Copy the records that follow exactly as written, but not their pictures.

=====

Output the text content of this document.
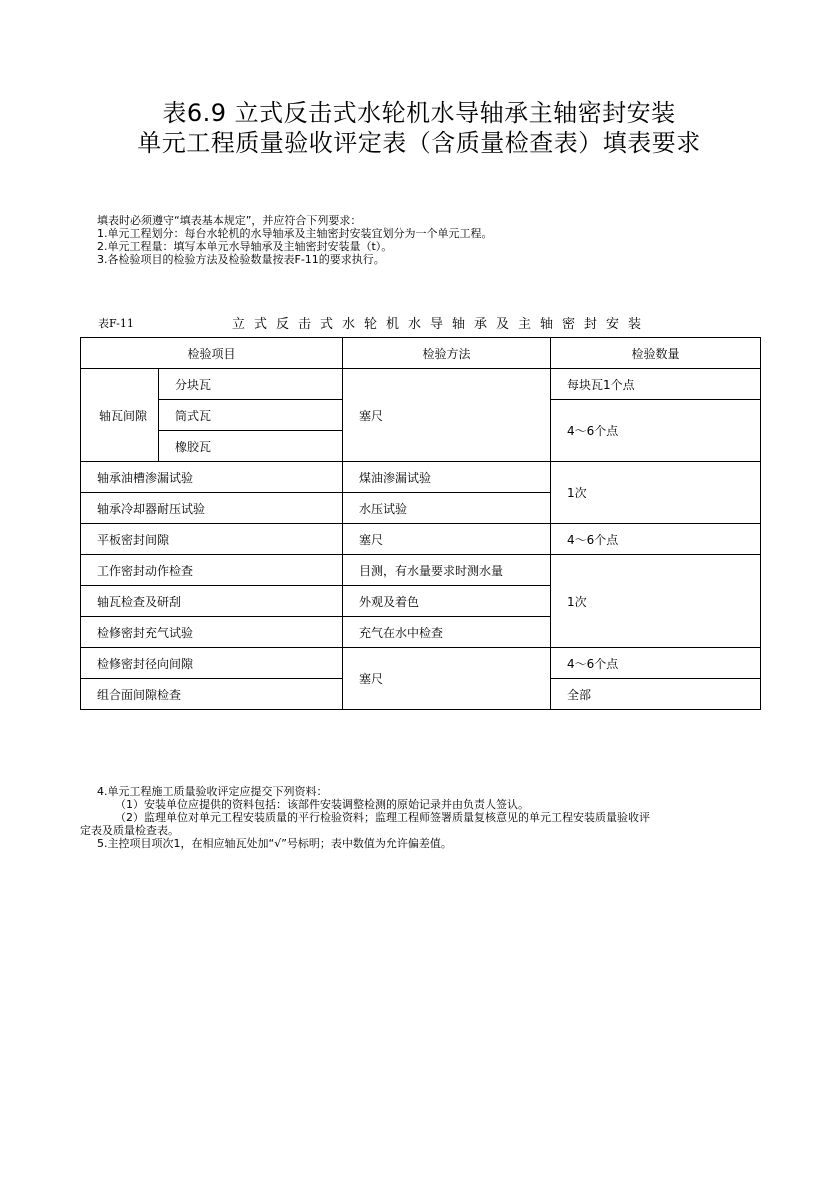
表6.9 立式反击式水轮机水导轴承主轴密封安装
单元工程质量验收评定表（含质量检查表）填表要求
填表时必须遵守“填表基本规定”，并应符合下列要求：
1.单元工程划分：每台水轮机的水导轴承及主轴密封安装宜划分为一个单元工程。
2.单元工程量：填写本单元水导轴承及主轴密封安装量（t）。
3.各检验项目的检验方法及检验数量按表F-11的要求执行。
表F-11	立式反击式水轮机水导轴承及主轴密封安装
检验项目		检验方法	检验数量
轴瓦间隙	分块瓦	塞尺	每块瓦1个点
	筒式瓦		4～6个点
	橡胶瓦		
轴承油槽渗漏试验		煤油渗漏试验	1次
轴承冷却器耐压试验		水压试验	
平板密封间隙		塞尺	4～6个点
工作密封动作检查		目测，有水量要求时测水量	1次
轴瓦检查及研刮		外观及着色	
检修密封充气试验		充气在水中检查	
检修密封径向间隙		塞尺	4～6个点
组合面间隙检查			全部
4.单元工程施工质量验收评定应提交下列资料：
（1）安装单位应提供的资料包括：该部件安装调整检测的原始记录并由负责人签认。
（2）监理单位对单元工程安装质量的平行检验资料；监理工程师签署质量复核意见的单元工程安装质量验收评
定表及质量检查表。
5.主控项目项次1，在相应轴瓦处加“√”号标明；表中数值为允许偏差值。
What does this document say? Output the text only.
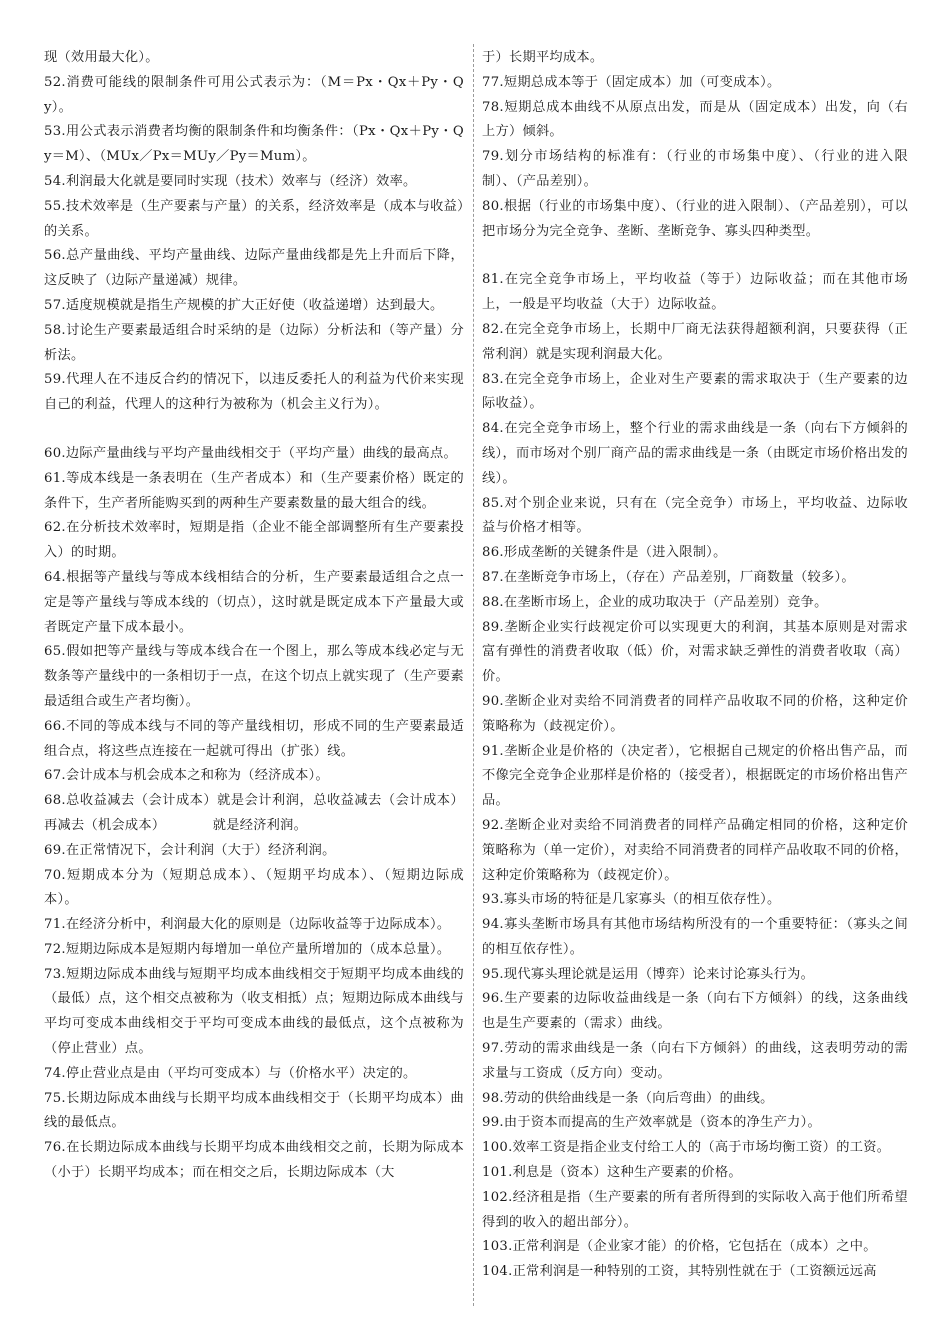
现（效用最大化）。

52.消费可能线的限制条件可用公式表示为：（M＝Px・Qx＋Py・Qy）。

53.用公式表示消费者均衡的限制条件和均衡条件：（Px・Qx＋Py・Qy＝M）、（MUx／Px＝MUy／Py＝Mum）。

54.利润最大化就是要同时实现（技术）效率与（经济）效率。

55.技术效率是（生产要素与产量）的关系，经济效率是（成本与收益）的关系。

56.总产量曲线、平均产量曲线、边际产量曲线都是先上升而后下降，这反映了（边际产量递减）规律。

57.适度规模就是指生产规模的扩大正好使（收益递增）达到最大。

58.讨论生产要素最适组合时采纳的是（边际）分析法和（等产量）分析法。

59.代理人在不违反合约的情况下，以违反委托人的利益为代价来实现自己的利益，代理人的这种行为被称为（机会主义行为）。

60.边际产量曲线与平均产量曲线相交于（平均产量）曲线的最高点。

61.等成本线是一条表明在（生产者成本）和（生产要素价格）既定的条件下，生产者所能购买到的两种生产要素数量的最大组合的线。

62.在分析技术效率时，短期是指（企业不能全部调整所有生产要素投入）的时期。

64.根据等产量线与等成本线相结合的分析，生产要素最适组合之点一定是等产量线与等成本线的（切点），这时就是既定成本下产量最大或者既定产量下成本最小。

65.假如把等产量线与等成本线合在一个图上，那么等成本线必定与无数条等产量线中的一条相切于一点，在这个切点上就实现了（生产要素最适组合或生产者均衡）。

66.不同的等成本线与不同的等产量线相切，形成不同的生产要素最适组合点，将这些点连接在一起就可得出（扩张）线。

67.会计成本与机会成本之和称为（经济成本）。

68.总收益减去（会计成本）就是会计利润，总收益减去（会计成本）再减去（机会成本）　　　　就是经济利润。

69.在正常情况下，会计利润（大于）经济利润。

70.短期成本分为（短期总成本）、（短期平均成本）、（短期边际成本）。

71.在经济分析中，利润最大化的原则是（边际收益等于边际成本）。

72.短期边际成本是短期内每增加一单位产量所增加的（成本总量）。

73.短期边际成本曲线与短期平均成本曲线相交于短期平均成本曲线的（最低）点，这个相交点被称为（收支相抵）点；短期边际成本曲线与平均可变成本曲线相交于平均可变成本曲线的最低点，这个点被称为（停止营业）点。

74.停止营业点是由（平均可变成本）与（价格水平）决定的。

75.长期边际成本曲线与长期平均成本曲线相交于（长期平均成本）曲线的最低点。

76.在长期边际成本曲线与长期平均成本曲线相交之前，长期为际成本（小于）长期平均成本；而在相交之后，长期边际成本（大

于）长期平均成本。

77.短期总成本等于（固定成本）加（可变成本）。

78.短期总成本曲线不从原点出发，而是从（固定成本）出发，向（右上方）倾斜。

79.划分市场结构的标准有：（行业的市场集中度）、（行业的进入限制）、（产品差别）。

80.根据（行业的市场集中度）、（行业的进入限制）、（产品差别），可以把市场分为完全竞争、垄断、垄断竞争、寡头四种类型。

81.在完全竞争市场上，平均收益（等于）边际收益；而在其他市场上，一般是平均收益（大于）边际收益。

82.在完全竞争市场上，长期中厂商无法获得超额利润，只要获得（正常利润）就是实现利润最大化。

83.在完全竞争市场上，企业对生产要素的需求取决于（生产要素的边际收益）。

84.在完全竞争市场上，整个行业的需求曲线是一条（向右下方倾斜的线），而市场对个别厂商产品的需求曲线是一条（由既定市场价格出发的线）。

85.对个别企业来说，只有在（完全竞争）市场上，平均收益、边际收益与价格才相等。

86.形成垄断的关键条件是（进入限制）。

87.在垄断竞争市场上，（存在）产品差别，厂商数量（较多）。

88.在垄断市场上，企业的成功取决于（产品差别）竞争。

89.垄断企业实行歧视定价可以实现更大的利润，其基本原则是对需求富有弹性的消费者收取（低）价，对需求缺乏弹性的消费者收取（高）价。

90.垄断企业对卖给不同消费者的同样产品收取不同的价格，这种定价策略称为（歧视定价）。

91.垄断企业是价格的（决定者），它根据自己规定的价格出售产品，而不像完全竞争企业那样是价格的（接受者），根据既定的市场价格出售产品。

92.垄断企业对卖给不同消费者的同样产品确定相同的价格，这种定价策略称为（单一定价），对卖给不同消费者的同样产品收取不同的价格，这种定价策略称为（歧视定价）。

93.寡头市场的特征是几家寡头（的相互依存性）。

94.寡头垄断市场具有其他市场结构所没有的一个重要特征：（寡头之间的相互依存性）。

95.现代寡头理论就是运用（博弈）论来讨论寡头行为。

96.生产要素的边际收益曲线是一条（向右下方倾斜）的线，这条曲线也是生产要素的（需求）曲线。

97.劳动的需求曲线是一条（向右下方倾斜）的曲线，这表明劳动的需求量与工资成（反方向）变动。

98.劳动的供给曲线是一条（向后弯曲）的曲线。

99.由于资本而提高的生产效率就是（资本的净生产力）。

100.效率工资是指企业支付给工人的（高于市场均衡工资）的工资。

101.利息是（资本）这种生产要素的价格。

102.经济租是指（生产要素的所有者所得到的实际收入高于他们所希望得到的收入的超出部分）。

103.正常利润是（企业家才能）的价格，它包括在（成本）之中。

104.正常利润是一种特别的工资，其特别性就在于（工资额远远高
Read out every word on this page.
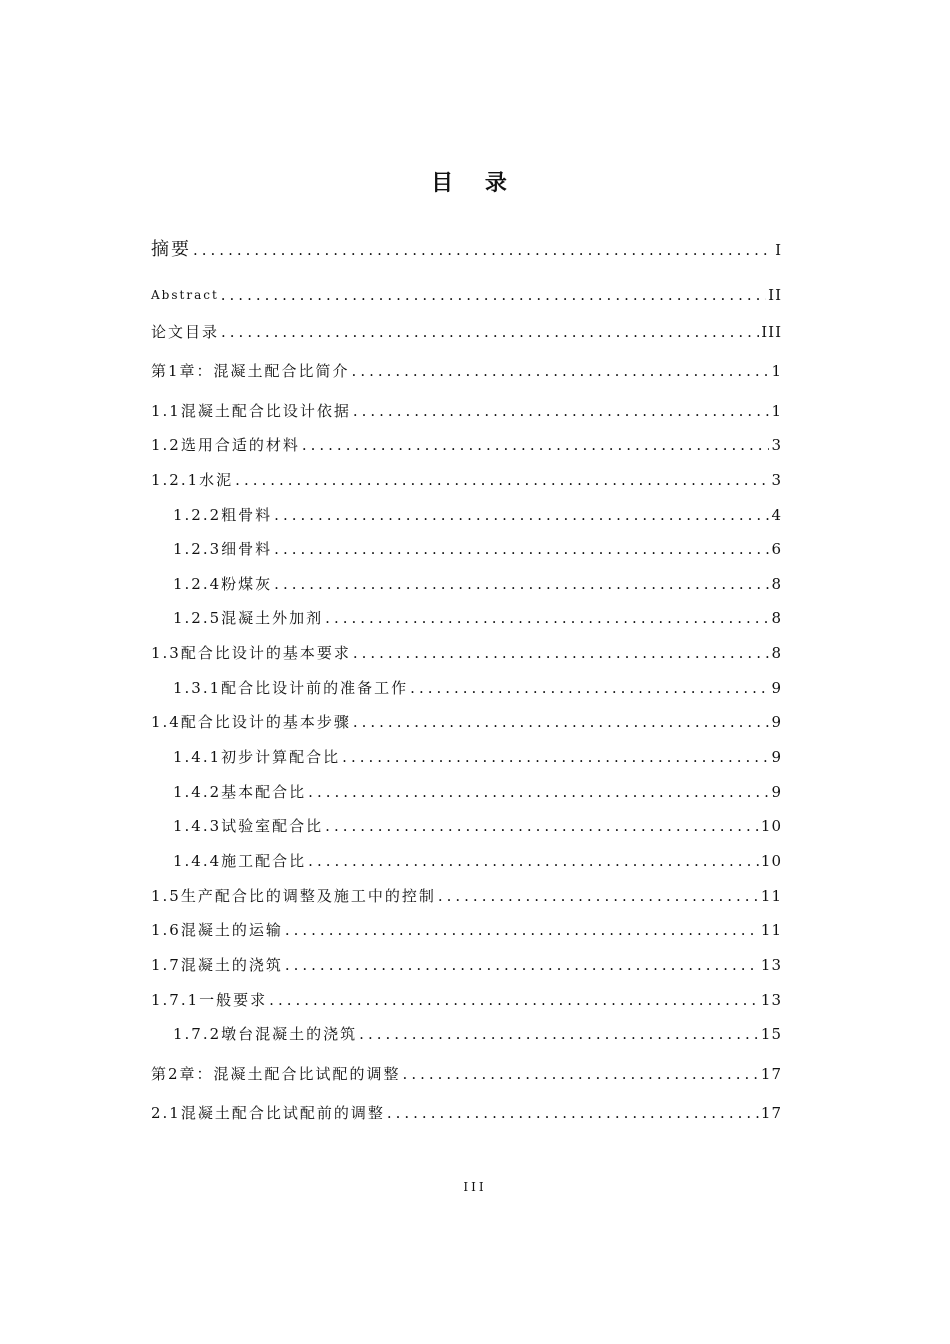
目 录
摘要 .....	I
Abstract .....	II
论文目录 .....	III
第1章：混凝土配合比简介 .....	1
1.1混凝土配合比设计依据 .....	1
1.2选用合适的材料 .....	3
1.2.1水泥 .....	3
1.2.2粗骨料 .....	4
1.2.3细骨料 .....	6
1.2.4粉煤灰 .....	8
1.2.5混凝土外加剂 .....	8
1.3配合比设计的基本要求 .....	8
1.3.1配合比设计前的准备工作 .....	9
1.4配合比设计的基本步骤 .....	9
1.4.1初步计算配合比 .....	9
1.4.2基本配合比 .....	9
1.4.3试验室配合比 .....	10
1.4.4施工配合比 .....	10
1.5生产配合比的调整及施工中的控制 .....	11
1.6混凝土的运输 .....	11
1.7混凝土的浇筑 .....	13
1.7.1一般要求 .....	13
1.7.2墩台混凝土的浇筑 .....	15
第2章：混凝土配合比试配的调整 .....	17
2.1混凝土配合比试配前的调整 .....	17
III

=====

▸ **Result**:
Output the text content of this document.
表6.9 立式反击式水轮机水导轴承主轴密封安装
单元工程质量验收评定表（含质量检查表）填表要求
填表时必须遵守“填表基本规定”，并应符合下列要求：
1.单元工程划分：每台水轮机的水导轴承及主轴密封安装宜划分为一个单元工程。
2.单元工程量：填写本单元水导轴承及主轴密封安装量（t）。
3.各检验项目的检验方法及检验数量按表F-11的要求执行。
表F-11	立式反击式水轮机水导轴承及主轴密封安装
检验项目		检验方法	检验数量
轴瓦间隙	分块瓦	塞尺	每块瓦1个点
	筒式瓦		4～6个点
	橡胶瓦		
轴承油槽渗漏试验		煤油渗漏试验	1次
轴承冷却器耐压试验		水压试验	
平板密封间隙		塞尺	4～6个点
工作密封动作检查		目测，有水量要求时测水量	1次
轴瓦检查及研刮		外观及着色	
检修密封充气试验		充气在水中检查	
检修密封径向间隙		塞尺	4～6个点
组合面间隙检查			全部
4.单元工程施工质量验收评定应提交下列资料：
（1）安装单位应提供的资料包括：该部件安装调整检测的原始记录并由负责人签认。
（2）监理单位对单元工程安装质量的平行检验资料；监理工程师签署质量复核意见的单元工程安装质量验收评
定表及质量检查表。
5.主控项目项次1，在相应轴瓦处加“√”号标明；表中数值为允许偏差值。
What does this document say? Output the text only.
现（效用最大化）。

52.消费可能线的限制条件可用公式表示为：（M＝Px・Qx＋Py・Qy）。

53.用公式表示消费者均衡的限制条件和均衡条件：（Px・Qx＋Py・Qy＝M）、（MUx／Px＝MUy／Py＝Mum）。

54.利润最大化就是要同时实现（技术）效率与（经济）效率。

55.技术效率是（生产要素与产量）的关系，经济效率是（成本与收益）的关系。

56.总产量曲线、平均产量曲线、边际产量曲线都是先上升而后下降，这反映了（边际产量递减）规律。

57.适度规模就是指生产规模的扩大正好使（收益递增）达到最大。

58.讨论生产要素最适组合时采纳的是（边际）分析法和（等产量）分析法。

59.代理人在不违反合约的情况下，以违反委托人的利益为代价来实现自己的利益，代理人的这种行为被称为（机会主义行为）。

60.边际产量曲线与平均产量曲线相交于（平均产量）曲线的最高点。

61.等成本线是一条表明在（生产者成本）和（生产要素价格）既定的条件下，生产者所能购买到的两种生产要素数量的最大组合的线。

62.在分析技术效率时，短期是指（企业不能全部调整所有生产要素投入）的时期。

64.根据等产量线与等成本线相结合的分析，生产要素最适组合之点一定是等产量线与等成本线的（切点），这时就是既定成本下产量最大或者既定产量下成本最小。

65.假如把等产量线与等成本线合在一个图上，那么等成本线必定与无数条等产量线中的一条相切于一点，在这个切点上就实现了（生产要素最适组合或生产者均衡）。

66.不同的等成本线与不同的等产量线相切，形成不同的生产要素最适组合点，将这些点连接在一起就可得出（扩张）线。

67.会计成本与机会成本之和称为（经济成本）。

68.总收益减去（会计成本）就是会计利润，总收益减去（会计成本）再减去（机会成本）　　　　就是经济利润。

69.在正常情况下，会计利润（大于）经济利润。

70.短期成本分为（短期总成本）、（短期平均成本）、（短期边际成本）。

71.在经济分析中，利润最大化的原则是（边际收益等于边际成本）。

72.短期边际成本是短期内每增加一单位产量所增加的（成本总量）。

73.短期边际成本曲线与短期平均成本曲线相交于短期平均成本曲线的（最低）点，这个相交点被称为（收支相抵）点；短期边际成本曲线与平均可变成本曲线相交于平均可变成本曲线的最低点，这个点被称为（停止营业）点。

74.停止营业点是由（平均可变成本）与（价格水平）决定的。

75.长期边际成本曲线与长期平均成本曲线相交于（长期平均成本）曲线的最低点。

76.在长期边际成本曲线与长期平均成本曲线相交之前，长期为际成本（小于）长期平均成本；而在相交之后，长期边际成本（大

于）长期平均成本。

77.短期总成本等于（固定成本）加（可变成本）。

78.短期总成本曲线不从原点出发，而是从（固定成本）出发，向（右上方）倾斜。

79.划分市场结构的标准有：（行业的市场集中度）、（行业的进入限制）、（产品差别）。

80.根据（行业的市场集中度）、（行业的进入限制）、（产品差别），可以把市场分为完全竞争、垄断、垄断竞争、寡头四种类型。

81.在完全竞争市场上，平均收益（等于）边际收益；而在其他市场上，一般是平均收益（大于）边际收益。

82.在完全竞争市场上，长期中厂商无法获得超额利润，只要获得（正常利润）就是实现利润最大化。

83.在完全竞争市场上，企业对生产要素的需求取决于（生产要素的边际收益）。

84.在完全竞争市场上，整个行业的需求曲线是一条（向右下方倾斜的线），而市场对个别厂商产品的需求曲线是一条（由既定市场价格出发的线）。

85.对个别企业来说，只有在（完全竞争）市场上，平均收益、边际收益与价格才相等。

86.形成垄断的关键条件是（进入限制）。

87.在垄断竞争市场上，（存在）产品差别，厂商数量（较多）。

88.在垄断市场上，企业的成功取决于（产品差别）竞争。

89.垄断企业实行歧视定价可以实现更大的利润，其基本原则是对需求富有弹性的消费者收取（低）价，对需求缺乏弹性的消费者收取（高）价。

90.垄断企业对卖给不同消费者的同样产品收取不同的价格，这种定价策略称为（歧视定价）。

91.垄断企业是价格的（决定者），它根据自己规定的价格出售产品，而不像完全竞争企业那样是价格的（接受者），根据既定的市场价格出售产品。

92.垄断企业对卖给不同消费者的同样产品确定相同的价格，这种定价策略称为（单一定价），对卖给不同消费者的同样产品收取不同的价格，这种定价策略称为（歧视定价）。

93.寡头市场的特征是几家寡头（的相互依存性）。

94.寡头垄断市场具有其他市场结构所没有的一个重要特征：（寡头之间的相互依存性）。

95.现代寡头理论就是运用（博弈）论来讨论寡头行为。

96.生产要素的边际收益曲线是一条（向右下方倾斜）的线，这条曲线也是生产要素的（需求）曲线。

97.劳动的需求曲线是一条（向右下方倾斜）的曲线，这表明劳动的需求量与工资成（反方向）变动。

98.劳动的供给曲线是一条（向后弯曲）的曲线。

99.由于资本而提高的生产效率就是（资本的净生产力）。

100.效率工资是指企业支付给工人的（高于市场均衡工资）的工资。

101.利息是（资本）这种生产要素的价格。

102.经济租是指（生产要素的所有者所得到的实际收入高于他们所希望得到的收入的超出部分）。

103.正常利润是（企业家才能）的价格，它包括在（成本）之中。

104.正常利润是一种特别的工资，其特别性就在于（工资额远远高
Read out every word on this page.
目 录
摘要 .....	I
Abstract .....	II
论文目录 .....	III
第1章：混凝土配合比简介 .....	1
1.1混凝土配合比设计依据 .....	1
1.2选用合适的材料 .....	3
1.2.1水泥 .....	3
1.2.2粗骨料 .....	4
1.2.3细骨料 .....	6
1.2.4粉煤灰 .....	8
1.2.5混凝土外加剂 .....	8
1.3配合比设计的基本要求 .....	8
1.3.1配合比设计前的准备工作 .....	9
1.4配合比设计的基本步骤 .....	9
1.4.1初步计算配合比 .....	9
1.4.2基本配合比 .....	9
1.4.3试验室配合比 .....	10
1.4.4施工配合比 .....	10
1.5生产配合比的调整及施工中的控制 .....	11
1.6混凝土的运输 .....	11
1.7混凝土的浇筑 .....	13
1.7.1一般要求 .....	13
1.7.2墩台混凝土的浇筑 .....	15
第2章：混凝土配合比试配的调整 .....	17
2.1混凝土配合比试配前的调整 .....	17
III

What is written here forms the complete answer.